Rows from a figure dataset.

++++++++

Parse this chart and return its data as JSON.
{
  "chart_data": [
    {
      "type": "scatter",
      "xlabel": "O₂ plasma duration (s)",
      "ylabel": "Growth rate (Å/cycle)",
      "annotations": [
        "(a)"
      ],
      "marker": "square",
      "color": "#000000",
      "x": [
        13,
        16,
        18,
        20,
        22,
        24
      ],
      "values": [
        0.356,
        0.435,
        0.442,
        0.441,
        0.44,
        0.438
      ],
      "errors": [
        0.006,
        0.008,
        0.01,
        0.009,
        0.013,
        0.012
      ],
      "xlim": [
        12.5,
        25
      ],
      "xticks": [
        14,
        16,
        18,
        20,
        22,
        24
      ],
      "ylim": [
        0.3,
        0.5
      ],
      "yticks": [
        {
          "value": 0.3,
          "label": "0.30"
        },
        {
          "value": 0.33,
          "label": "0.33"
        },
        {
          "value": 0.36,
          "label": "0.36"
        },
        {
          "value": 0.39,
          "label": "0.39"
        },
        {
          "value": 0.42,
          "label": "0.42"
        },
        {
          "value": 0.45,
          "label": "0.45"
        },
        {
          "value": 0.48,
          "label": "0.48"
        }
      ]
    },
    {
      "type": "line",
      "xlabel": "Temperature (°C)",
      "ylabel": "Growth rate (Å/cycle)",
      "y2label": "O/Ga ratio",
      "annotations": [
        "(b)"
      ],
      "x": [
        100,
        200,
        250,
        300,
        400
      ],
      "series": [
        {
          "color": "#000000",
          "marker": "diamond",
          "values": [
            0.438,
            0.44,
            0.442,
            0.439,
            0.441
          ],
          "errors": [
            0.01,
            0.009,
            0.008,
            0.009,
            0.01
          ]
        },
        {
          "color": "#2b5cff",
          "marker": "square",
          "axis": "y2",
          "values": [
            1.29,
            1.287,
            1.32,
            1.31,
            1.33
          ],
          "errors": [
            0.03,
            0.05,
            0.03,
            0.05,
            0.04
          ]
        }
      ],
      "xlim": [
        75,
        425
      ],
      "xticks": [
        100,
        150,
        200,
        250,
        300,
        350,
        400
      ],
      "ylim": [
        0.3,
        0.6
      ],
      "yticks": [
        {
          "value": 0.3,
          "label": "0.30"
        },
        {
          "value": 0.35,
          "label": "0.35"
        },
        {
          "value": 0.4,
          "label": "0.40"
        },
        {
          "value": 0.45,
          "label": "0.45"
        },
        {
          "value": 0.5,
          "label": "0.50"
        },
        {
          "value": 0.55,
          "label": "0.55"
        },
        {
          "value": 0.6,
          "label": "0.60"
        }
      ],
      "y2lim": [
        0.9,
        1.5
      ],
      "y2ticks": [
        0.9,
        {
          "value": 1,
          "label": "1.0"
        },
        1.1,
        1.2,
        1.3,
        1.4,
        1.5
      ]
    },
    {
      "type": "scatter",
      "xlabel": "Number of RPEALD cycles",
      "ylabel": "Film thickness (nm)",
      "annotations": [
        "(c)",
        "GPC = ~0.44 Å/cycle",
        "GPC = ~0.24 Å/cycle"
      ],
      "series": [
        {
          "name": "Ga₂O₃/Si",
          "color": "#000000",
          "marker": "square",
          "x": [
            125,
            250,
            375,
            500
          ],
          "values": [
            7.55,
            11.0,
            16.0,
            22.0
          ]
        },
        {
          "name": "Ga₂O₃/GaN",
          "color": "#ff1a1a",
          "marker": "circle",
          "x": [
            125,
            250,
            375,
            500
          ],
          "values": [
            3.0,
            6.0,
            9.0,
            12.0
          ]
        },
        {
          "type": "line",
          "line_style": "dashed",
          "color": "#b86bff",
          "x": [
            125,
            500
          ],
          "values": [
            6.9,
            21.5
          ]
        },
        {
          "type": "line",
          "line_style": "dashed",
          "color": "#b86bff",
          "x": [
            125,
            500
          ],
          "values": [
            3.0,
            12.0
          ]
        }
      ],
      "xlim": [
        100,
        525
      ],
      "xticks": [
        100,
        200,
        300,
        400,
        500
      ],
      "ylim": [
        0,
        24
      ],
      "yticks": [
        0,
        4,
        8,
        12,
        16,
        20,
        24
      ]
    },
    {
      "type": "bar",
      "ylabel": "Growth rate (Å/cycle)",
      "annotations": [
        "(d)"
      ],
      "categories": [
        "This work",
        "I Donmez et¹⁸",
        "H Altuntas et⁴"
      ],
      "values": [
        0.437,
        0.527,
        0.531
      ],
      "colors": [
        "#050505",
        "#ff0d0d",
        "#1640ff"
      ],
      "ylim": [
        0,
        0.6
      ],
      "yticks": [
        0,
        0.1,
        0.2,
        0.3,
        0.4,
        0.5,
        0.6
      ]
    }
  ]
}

++++++++

Exercise.
Write out every record shown above, word for word.

Answer to this exercise.
Parse this chart and return its data as JSON.
{
  "chart_data": [
    {
      "type": "scatter",
      "xlabel": "O₂ plasma duration (s)",
      "ylabel": "Growth rate (Å/cycle)",
      "annotations": [
        "(a)"
      ],
      "marker": "square",
      "color": "#000000",
      "x": [
        13,
        16,
        18,
        20,
        22,
        24
      ],
      "values": [
        0.356,
        0.435,
        0.442,
        0.441,
        0.44,
        0.438
      ],
      "errors": [
        0.006,
        0.008,
        0.01,
        0.009,
        0.013,
        0.012
      ],
      "xlim": [
        12.5,
        25
      ],
      "xticks": [
        14,
        16,
        18,
        20,
        22,
        24
      ],
      "ylim": [
        0.3,
        0.5
      ],
      "yticks": [
        {
          "value": 0.3,
          "label": "0.30"
        },
        {
          "value": 0.33,
          "label": "0.33"
        },
        {
          "value": 0.36,
          "label": "0.36"
        },
        {
          "value": 0.39,
          "label": "0.39"
        },
        {
          "value": 0.42,
          "label": "0.42"
        },
        {
          "value": 0.45,
          "label": "0.45"
        },
        {
          "value": 0.48,
          "label": "0.48"
        }
      ]
    },
    {
      "type": "line",
      "xlabel": "Temperature (°C)",
      "ylabel": "Growth rate (Å/cycle)",
      "y2label": "O/Ga ratio",
      "annotations": [
        "(b)"
      ],
      "x": [
        100,
        200,
        250,
        300,
        400
      ],
      "series": [
        {
          "color": "#000000",
          "marker": "diamond",
          "values": [
            0.438,
            0.44,
            0.442,
            0.439,
            0.441
          ],
          "errors": [
            0.01,
            0.009,
            0.008,
            0.009,
            0.01
          ]
        },
        {
          "color": "#2b5cff",
          "marker": "square",
          "axis": "y2",
          "values": [
            1.29,
            1.287,
            1.32,
            1.31,
            1.33
          ],
          "errors": [
            0.03,
            0.05,
            0.03,
            0.05,
            0.04
          ]
        }
      ],
      "xlim": [
        75,
        425
      ],
      "xticks": [
        100,
        150,
        200,
        250,
        300,
        350,
        400
      ],
      "ylim": [
        0.3,
        0.6
      ],
      "yticks": [
        {
          "value": 0.3,
          "label": "0.30"
        },
        {
          "value": 0.35,
          "label": "0.35"
        },
        {
          "value": 0.4,
          "label": "0.40"
        },
        {
          "value": 0.45,
          "label": "0.45"
        },
        {
          "value": 0.5,
          "label": "0.50"
        },
        {
          "value": 0.55,
          "label": "0.55"
        },
        {
          "value": 0.6,
          "label": "0.60"
        }
      ],
      "y2lim": [
        0.9,
        1.5
      ],
      "y2ticks": [
        0.9,
        {
          "value": 1,
          "label": "1.0"
        },
        1.1,
        1.2,
        1.3,
        1.4,
        1.5
      ]
    },
    {
      "type": "scatter",
      "xlabel": "Number of RPEALD cycles",
      "ylabel": "Film thickness (nm)",
      "annotations": [
        "(c)",
        "GPC = ~0.44 Å/cycle",
        "GPC = ~0.24 Å/cycle"
      ],
      "series": [
        {
          "name": "Ga₂O₃/Si",
          "color": "#000000",
          "marker": "square",
          "x": [
            125,
            250,
            375,
            500
          ],
          "values": [
            7.55,
            11.0,
            16.0,
            22.0
          ]
        },
        {
          "name": "Ga₂O₃/GaN",
          "color": "#ff1a1a",
          "marker": "circle",
          "x": [
            125,
            250,
            375,
            500
          ],
          "values": [
            3.0,
            6.0,
            9.0,
            12.0
          ]
        },
        {
          "type": "line",
          "line_style": "dashed",
          "color": "#b86bff",
          "x": [
            125,
            500
          ],
          "values": [
            6.9,
            21.5
          ]
        },
        {
          "type": "line",
          "line_style": "dashed",
          "color": "#b86bff",
          "x": [
            125,
            500
          ],
          "values": [
            3.0,
            12.0
          ]
        }
      ],
      "xlim": [
        100,
        525
      ],
      "xticks": [
        100,
        200,
        300,
        400,
        500
      ],
      "ylim": [
        0,
        24
      ],
      "yticks": [
        0,
        4,
        8,
        12,
        16,
        20,
        24
      ]
    },
    {
      "type": "bar",
      "ylabel": "Growth rate (Å/cycle)",
      "annotations": [
        "(d)"
      ],
      "categories": [
        "This work",
        "I Donmez et¹⁸",
        "H Altuntas et⁴"
      ],
      "values": [
        0.437,
        0.527,
        0.531
      ],
      "colors": [
        "#050505",
        "#ff0d0d",
        "#1640ff"
      ],
      "ylim": [
        0,
        0.6
      ],
      "yticks": [
        0,
        0.1,
        0.2,
        0.3,
        0.4,
        0.5,
        0.6
      ]
    }
  ]
}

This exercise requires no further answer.